# TASK DESCRIPTION:
Search the material for the string "Albrecht" and copy each line where it occurs.

# RECORDS SUPPLIED:
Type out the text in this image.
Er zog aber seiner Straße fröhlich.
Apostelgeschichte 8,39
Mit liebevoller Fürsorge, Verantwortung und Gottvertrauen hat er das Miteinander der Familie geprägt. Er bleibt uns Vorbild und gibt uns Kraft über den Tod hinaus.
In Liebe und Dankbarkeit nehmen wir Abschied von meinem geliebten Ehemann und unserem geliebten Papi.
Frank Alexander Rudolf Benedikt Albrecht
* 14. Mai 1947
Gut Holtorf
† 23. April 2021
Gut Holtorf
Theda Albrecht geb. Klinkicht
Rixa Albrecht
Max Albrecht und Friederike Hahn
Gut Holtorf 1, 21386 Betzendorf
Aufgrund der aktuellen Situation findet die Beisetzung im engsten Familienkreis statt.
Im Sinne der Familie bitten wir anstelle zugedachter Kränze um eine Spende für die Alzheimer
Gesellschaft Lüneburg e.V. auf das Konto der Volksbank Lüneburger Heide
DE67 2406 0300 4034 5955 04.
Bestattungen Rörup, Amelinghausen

# ANSWER TO THIS EXERCISE:
Frank Alexander Rudolf Benedikt Albrecht
Theda Albrecht geb. Klinkicht
Rixa Albrecht
Max Albrecht und Friederike Hahn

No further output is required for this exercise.